* START Text section *
EMCORE CORPORATION 8-K ALEXANDRA BOND EXCHANGE

UNITED STATES
SECURITIES AND EXCHANGE COMMISSION
Washington, D.C. 20549
 
FORM 8-K
 
CURRENT REPORT
Pursuant to Section 13 or 15(d) of the Securities Exchange Act of 1934
 
November 10, 2005
Date of Report (Date of earliest event reported)
 
 
EMCORE CORPORATION
Exact name of registrant as specified in its charter

New Jersey
0-22175
22-2746503
State of Incorporation
Commission File Number
IRS Employer Identification No.
 
145 Belmont Drive, Somerset, New Jersey, 08873
Address of principal executive offices, including Zip Code
 
(732) 271-9090
Registrant's telephone number, including area code
 
Check the appropriate box below if the Form 8-K filing is intended to simultaneously satisfy the filing obligation of the registrant under any of the following provisions:
Written communications pursuant to Rule 425 under the Securities Act (17 CFR 230.425)
Soliciting material pursuant to Rule 14a-12 under the Exchange Act (17 CFR 240.14a-12)
Pre-commencement communications pursuant to Rule 14d-2(b) under the Exchange Act (17 CFR 240.14d-2(b))
Pre-commencement communications pursuant to Rule 13e-4(c) under the Exchange Act (17 CFR 240.13e-4(c))
 
 

 
Item 1.01.        Entry into a Material Definitive Agreement.
 
On November 10, 2005, EMCORE Corporation ("EMCORE" or the "Company") entered into an Exchange Agreement (the "Agreement") with Alexandra Global Master Fund Ltd. ("Alexandra") to exchange $14,425,000 aggregate principal amount of the Company’s outstanding Convertible Subordinated Notes due May 15, 2006 (the “Existing 2006 Notes”) for $16,580,460 aggregate principal amount of newly issued Convertible Senior Subordinated Notes due May 15, 2011 (the “New 2011 Notes”).  The terms of the New 2011 Notes are identical in all material respects to EMCORE’s existing 5% Convertible Senior Subordinated Notes due May 15, 2011, which were issued by the Company on February 24, 2004 (the "Existing 2011 Notes").  The New 2011 Notes are ranked pari passu with the Existing 2011 Notes.
 
The New 2011 Notes will be convertible at any time prior to maturity, unless previously redeemed or repurchased by EMCORE, into the shares of the Company's common stock, no par value ("Common Stock"), at the conversion rate of 124.0695 shares of Common Stock per $1,000 principal amount.  The effective conversion rate is $8.06 per share of common stock.  As a result of this transaction, EMCORE will recognize a non-cash loss in the first quarter of fiscal 2006 related to the early extinguishment of debt equal to $2,155,460. 
 
The Existing 2006 Notes to be exchanged by Alexandra represent approximately 91.4% of the $15,775,000 total amount of Existing 2006 Notes outstanding.  EMCORE intends to redeem for cash the remaining $1,350,000 of Existing 2006 Notes on or before the May 15, 2006 maturity date.
* END Text section *
* START Dataset excerpt *
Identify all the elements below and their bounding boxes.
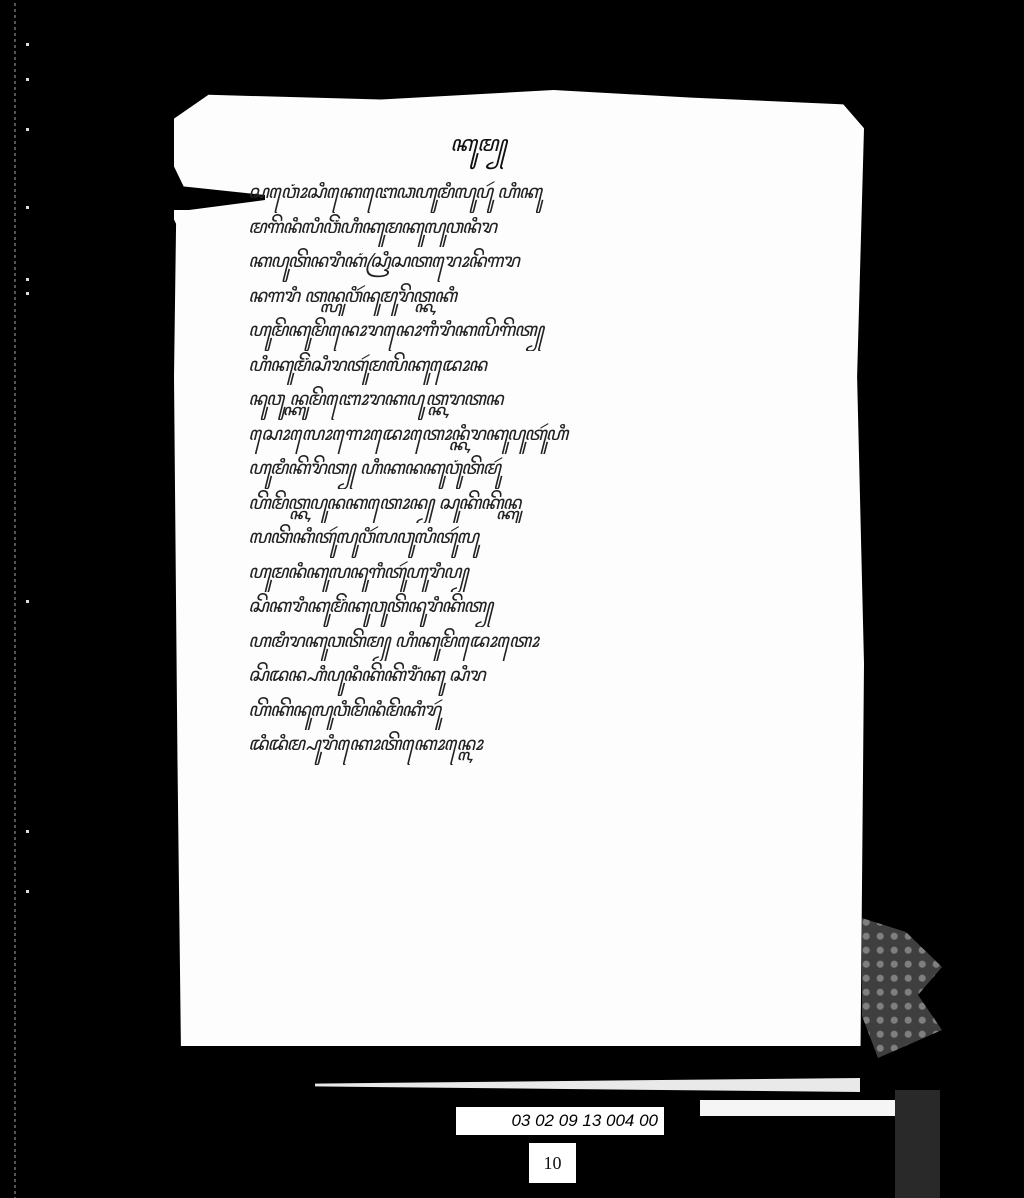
* END Dataset excerpt *
- _Short task_: Continue the EMCORE exchange agreement filing from the point where its text stops.

- _Exercise result_:
This transaction with Alexandra is expected to close on or about November 16, 2005.  A copy of the Agreement, as well as the applicable Note and Indenture Agreement, will be filed as exhibits to the Company's Annual Report on Form 10-K for the fiscal year ending September 30, 2005.
 
The information set forth in this Item 1.01 also is incorporated by reference under Items 2.03 and 3.02, below.
 
 
Item 2.03.        Creation of a Direct Financial Obligation.
 
See Item 1.01, “Entry into a Material Definitive Agreement,” above.
 
EMCORE will pay interest on the New 2011 Notes semi-annually in cash on May 15 and November 15 of each year.  Interest will begin to accrue on the closing date of the exchange.
 
Events of default under the Indenture that may accelerate the payment obligations under the New 2011 Notes include:  failure to pay principal or premium when due, failure to pay interest if such failure continues for 30 days, failure to perform any other covenant required of EMCORE if such failure continues for 60 days after notice is given in accordance with the Indenture Agreement, failure to pay the purchase price of any note when due, failure to provide timely notice of a change of control, or certain events in bankruptcy, insolvency or reorganization of EMCORE.
 
 
Item 3.02.        Unregistered Sales of Equity Securities.
 
See Item 1.01, “Entry into a Material Definitive Agreement,” above.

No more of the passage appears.